- **Written problem**
Quote the records below in full, exactly as given, with the images taken out.

────────────────────────────────────────

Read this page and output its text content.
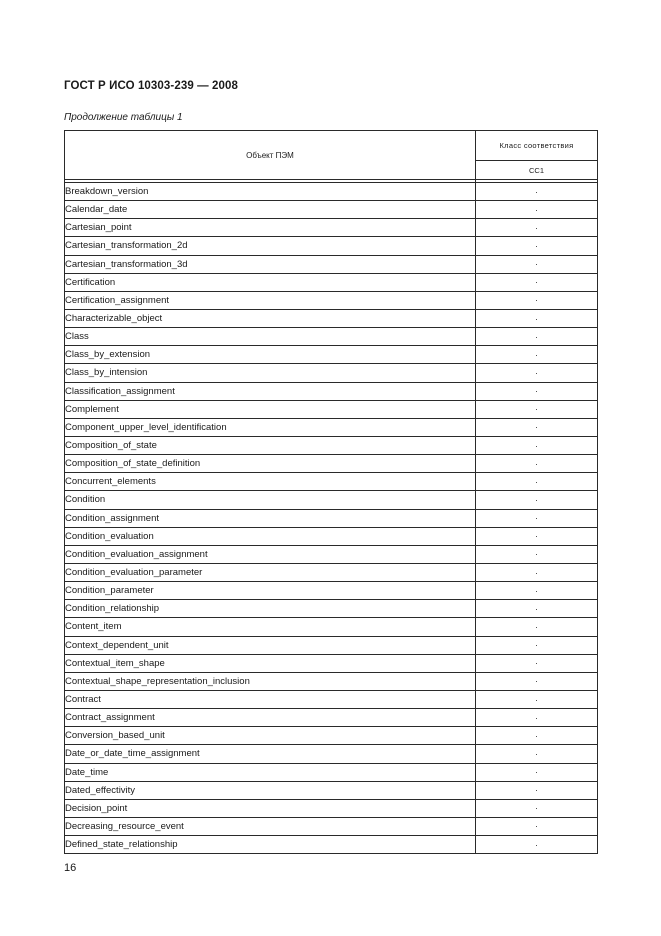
ГОСТ Р ИСО 10303-239 — 2008
Продолжение таблицы 1
Объект ПЭМ	Класс соответствия
	CC1

Breakdown_version	·
Calendar_date	·
Cartesian_point	·
Cartesian_transformation_2d	·
Cartesian_transformation_3d	·
Certification	·
Certification_assignment	·
Characterizable_object	·
Class	·
Class_by_extension	·
Class_by_intension	·
Classification_assignment	·
Complement	·
Component_upper_level_identification	·
Composition_of_state	·
Composition_of_state_definition	·
Concurrent_elements	·
Condition	·
Condition_assignment	·
Condition_evaluation	·
Condition_evaluation_assignment	·
Condition_evaluation_parameter	·
Condition_parameter	·
Condition_relationship	·
Content_item	·
Context_dependent_unit	·
Contextual_item_shape	·
Contextual_shape_representation_inclusion	·
Contract	·
Contract_assignment	·
Conversion_based_unit	·
Date_or_date_time_assignment	·
Date_time	·
Dated_effectivity	·
Decision_point	·
Decreasing_resource_event	·
Defined_state_relationship	·
16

────────────────────────────────────────

- **Worked answer**
Read this page and output its text content.
ГОСТ Р ИСО 10303-239 — 2008
Продолжение таблицы 1
Объект ПЭМ	Класс соответствия
	CC1

Breakdown_version	·
Calendar_date	·
Cartesian_point	·
Cartesian_transformation_2d	·
Cartesian_transformation_3d	·
Certification	·
Certification_assignment	·
Characterizable_object	·
Class	·
Class_by_extension	·
Class_by_intension	·
Classification_assignment	·
Complement	·
Component_upper_level_identification	·
Composition_of_state	·
Composition_of_state_definition	·
Concurrent_elements	·
Condition	·
Condition_assignment	·
Condition_evaluation	·
Condition_evaluation_assignment	·
Condition_evaluation_parameter	·
Condition_parameter	·
Condition_relationship	·
Content_item	·
Context_dependent_unit	·
Contextual_item_shape	·
Contextual_shape_representation_inclusion	·
Contract	·
Contract_assignment	·
Conversion_based_unit	·
Date_or_date_time_assignment	·
Date_time	·
Dated_effectivity	·
Decision_point	·
Decreasing_resource_event	·
Defined_state_relationship	·
16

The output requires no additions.